§ **Short problem A**: Return the whole text on old-time music word for word.

Hog-Eyed Man, composed of Rob McMaken (dulcimer) and Jason Cade (fiddle), play Old-time music at the Kennedy Creek Old Time Music Workshops, organized by the American Musicological Society in partnership with the AMS South-Central Chapter.
The phrase “old-time” describes the music played on fiddles and banjos in the United States before the 1940s. This music can be played on solo instruments or by small ensembles known as string bands. A typical string band might contain fiddle, banjo, guitar, mandolin, ukulele, and string bass. Old-time music is mostly dance music. String bands play two-part tunes with a strong dance rhythm. However, old-time also includes songs with sung words. Sometimes, string bands play slow or uneven tunes that are intended only for listening.
Old-time is usually contrasted with bluegrass. Bluegrass emerged as a commercial string band style in the 1940s. Like old-time, bluegrass is played on acoustic string instruments. However, bluegrass is often faster and more energetic. In old-time, all members of the band play simultaneously, but bluegrass features individual performers who take turns displaying their skill during solo “breaks.”
This is “June Apple” played in an old-time style. The fiddles and banjo play the melody throughout. The other instruments provide chords and rhythm.
This is “June Apple” played in a bluegrass style. Every musician takes a solo “break.”
Bluegrass and old-time also incorporate different types of banjos, played using different styles. The bluegrass banjo has a metal back. This is called a resonator, and it gives the instrument a bright, twangy sound. Old-time banjos are usually open in the back and have a muted, plunky sound. All of these banjos can be traced back to stringed instruments played by enslaved Africans in the Caribbean. These instruments were built like West African lutes.

§ **Short problem B**: In the listing, take every line from its first line through the line holding "- upper-limit-arrow: [393, 317, 408, 341]", both included, and write them out again with "bbox" swapped for "bounding box" and nothing else changed. Give only those lines.

§ **Record set**:
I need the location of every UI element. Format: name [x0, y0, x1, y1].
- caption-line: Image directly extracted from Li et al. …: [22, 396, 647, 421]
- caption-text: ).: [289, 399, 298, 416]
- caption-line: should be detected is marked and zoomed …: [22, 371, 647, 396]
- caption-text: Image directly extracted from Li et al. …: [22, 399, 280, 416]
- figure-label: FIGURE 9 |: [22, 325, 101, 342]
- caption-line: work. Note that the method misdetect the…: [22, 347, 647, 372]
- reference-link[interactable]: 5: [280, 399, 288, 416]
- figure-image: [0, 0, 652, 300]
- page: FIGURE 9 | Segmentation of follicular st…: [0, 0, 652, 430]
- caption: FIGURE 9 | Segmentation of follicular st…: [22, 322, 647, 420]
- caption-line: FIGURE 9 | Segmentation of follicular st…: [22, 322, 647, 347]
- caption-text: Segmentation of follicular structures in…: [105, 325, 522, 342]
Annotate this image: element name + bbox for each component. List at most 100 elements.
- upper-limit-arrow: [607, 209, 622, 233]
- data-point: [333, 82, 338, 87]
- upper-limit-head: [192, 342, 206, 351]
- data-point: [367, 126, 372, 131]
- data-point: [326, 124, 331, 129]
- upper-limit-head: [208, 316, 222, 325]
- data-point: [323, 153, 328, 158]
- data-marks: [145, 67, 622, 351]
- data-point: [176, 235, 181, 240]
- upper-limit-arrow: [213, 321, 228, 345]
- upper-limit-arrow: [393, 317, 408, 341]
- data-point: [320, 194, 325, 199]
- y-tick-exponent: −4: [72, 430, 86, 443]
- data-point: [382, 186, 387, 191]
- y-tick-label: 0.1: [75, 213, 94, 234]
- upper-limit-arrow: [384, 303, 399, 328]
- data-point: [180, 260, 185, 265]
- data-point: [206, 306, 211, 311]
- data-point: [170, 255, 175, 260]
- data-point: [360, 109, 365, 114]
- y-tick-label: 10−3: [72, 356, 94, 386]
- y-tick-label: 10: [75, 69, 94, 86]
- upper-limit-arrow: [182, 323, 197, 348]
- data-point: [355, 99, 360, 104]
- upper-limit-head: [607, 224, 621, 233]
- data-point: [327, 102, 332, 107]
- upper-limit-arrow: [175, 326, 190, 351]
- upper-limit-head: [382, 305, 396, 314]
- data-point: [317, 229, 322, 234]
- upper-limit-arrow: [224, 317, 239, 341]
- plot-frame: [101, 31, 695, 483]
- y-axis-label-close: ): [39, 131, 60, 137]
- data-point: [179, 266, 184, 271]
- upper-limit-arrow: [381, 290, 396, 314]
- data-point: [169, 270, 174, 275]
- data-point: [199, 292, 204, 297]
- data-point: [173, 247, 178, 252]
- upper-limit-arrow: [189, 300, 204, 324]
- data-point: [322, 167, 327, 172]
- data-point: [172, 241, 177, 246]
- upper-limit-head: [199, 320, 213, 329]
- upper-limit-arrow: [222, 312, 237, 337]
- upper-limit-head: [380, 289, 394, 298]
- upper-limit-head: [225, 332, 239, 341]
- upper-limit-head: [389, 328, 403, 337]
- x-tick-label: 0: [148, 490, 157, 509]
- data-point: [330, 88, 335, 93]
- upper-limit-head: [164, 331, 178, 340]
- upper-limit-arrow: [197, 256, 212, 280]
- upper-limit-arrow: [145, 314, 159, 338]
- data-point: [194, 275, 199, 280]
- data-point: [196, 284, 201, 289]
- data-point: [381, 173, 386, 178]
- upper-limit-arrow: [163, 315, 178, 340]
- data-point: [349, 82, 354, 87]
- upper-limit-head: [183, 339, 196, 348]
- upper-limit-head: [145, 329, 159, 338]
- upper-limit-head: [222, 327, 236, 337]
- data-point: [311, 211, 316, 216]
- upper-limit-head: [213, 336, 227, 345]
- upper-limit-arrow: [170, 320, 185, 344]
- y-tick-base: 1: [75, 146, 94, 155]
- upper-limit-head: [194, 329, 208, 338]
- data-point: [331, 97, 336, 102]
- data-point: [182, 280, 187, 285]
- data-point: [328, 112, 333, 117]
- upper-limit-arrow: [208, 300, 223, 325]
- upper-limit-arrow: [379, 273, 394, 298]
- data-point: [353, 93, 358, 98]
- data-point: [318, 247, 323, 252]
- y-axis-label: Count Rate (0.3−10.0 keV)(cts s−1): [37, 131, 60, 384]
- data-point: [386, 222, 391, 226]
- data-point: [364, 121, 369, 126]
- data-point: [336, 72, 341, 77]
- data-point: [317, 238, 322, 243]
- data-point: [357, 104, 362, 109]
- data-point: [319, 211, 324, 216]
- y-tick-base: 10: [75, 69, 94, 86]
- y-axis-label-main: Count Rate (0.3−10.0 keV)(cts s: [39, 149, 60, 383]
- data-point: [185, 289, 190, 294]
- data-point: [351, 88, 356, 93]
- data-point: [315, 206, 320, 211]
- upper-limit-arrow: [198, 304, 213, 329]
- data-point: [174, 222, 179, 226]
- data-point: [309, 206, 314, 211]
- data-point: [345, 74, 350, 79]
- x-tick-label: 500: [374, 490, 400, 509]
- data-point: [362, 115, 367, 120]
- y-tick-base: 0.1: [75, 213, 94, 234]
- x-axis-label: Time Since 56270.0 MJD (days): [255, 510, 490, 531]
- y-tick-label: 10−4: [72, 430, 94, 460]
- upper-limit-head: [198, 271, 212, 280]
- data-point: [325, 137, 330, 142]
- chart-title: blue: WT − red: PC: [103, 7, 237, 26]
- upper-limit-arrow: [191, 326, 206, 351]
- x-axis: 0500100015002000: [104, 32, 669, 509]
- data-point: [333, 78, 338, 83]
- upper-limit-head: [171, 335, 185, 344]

§ **Task response A**:
Hog-Eyed Man, composed of Rob McMaken (dulcimer) and Jason Cade (fiddle), play Old-time music at the Kennedy Creek Old Time Music Workshops, organized by the American Musicological Society in partnership with the AMS South-Central Chapter.
The phrase “old-time” describes the music played on fiddles and banjos in the United States before the 1940s. This music can be played on solo instruments or by small ensembles known as string bands. A typical string band might contain fiddle, banjo, guitar, mandolin, ukulele, and string bass. Old-time music is mostly dance music. String bands play two-part tunes with a strong dance rhythm. However, old-time also includes songs with sung words. Sometimes, string bands play slow or uneven tunes that are intended only for listening.
Old-time is usually contrasted with bluegrass. Bluegrass emerged as a commercial string band style in the 1940s. Like old-time, bluegrass is played on acoustic string instruments. However, bluegrass is often faster and more energetic. In old-time, all members of the band play simultaneously, but bluegrass features individual performers who take turns displaying their skill during solo “breaks.”
This is “June Apple” played in an old-time style. The fiddles and banjo play the melody throughout. The other instruments provide chords and rhythm.
This is “June Apple” played in a bluegrass style. Every musician takes a solo “break.”
Bluegrass and old-time also incorporate different types of banjos, played using different styles. The bluegrass banjo has a metal back. This is called a resonator, and it gives the instrument a bright, twangy sound. Old-time banjos are usually open in the back and have a muted, plunky sound. All of these banjos can be traced back to stringed instruments played by enslaved Africans in the Caribbean. These instruments were built like West African lutes.

§ **Task response B**:
I need the location of every UI element. Format: name [x0, y0, x1, y1].
- caption-line: Image directly extracted from Li et al. …: [22, 396, 647, 421]
- caption-text: ).: [289, 399, 298, 416]
- caption-line: should be detected is marked and zoomed …: [22, 371, 647, 396]
- caption-text: Image directly extracted from Li et al. …: [22, 399, 280, 416]
- figure-label: FIGURE 9 |: [22, 325, 101, 342]
- caption-line: work. Note that the method misdetect the…: [22, 347, 647, 372]
- reference-link[interactable]: 5: [280, 399, 288, 416]
- figure-image: [0, 0, 652, 300]
- page: FIGURE 9 | Segmentation of follicular st…: [0, 0, 652, 430]
- caption: FIGURE 9 | Segmentation of follicular st…: [22, 322, 647, 420]
- caption-line: FIGURE 9 | Segmentation of follicular st…: [22, 322, 647, 347]
- caption-text: Segmentation of follicular structures in…: [105, 325, 522, 342]
Annotate this image: element name + bounding box for each component. List at most 100 elements.
- upper-limit-arrow: [607, 209, 622, 233]
- data-point: [333, 82, 338, 87]
- upper-limit-head: [192, 342, 206, 351]
- data-point: [367, 126, 372, 131]
- data-point: [326, 124, 331, 129]
- upper-limit-head: [208, 316, 222, 325]
- data-point: [323, 153, 328, 158]
- data-marks: [145, 67, 622, 351]
- data-point: [176, 235, 181, 240]
- upper-limit-arrow: [213, 321, 228, 345]
- upper-limit-arrow: [393, 317, 408, 341]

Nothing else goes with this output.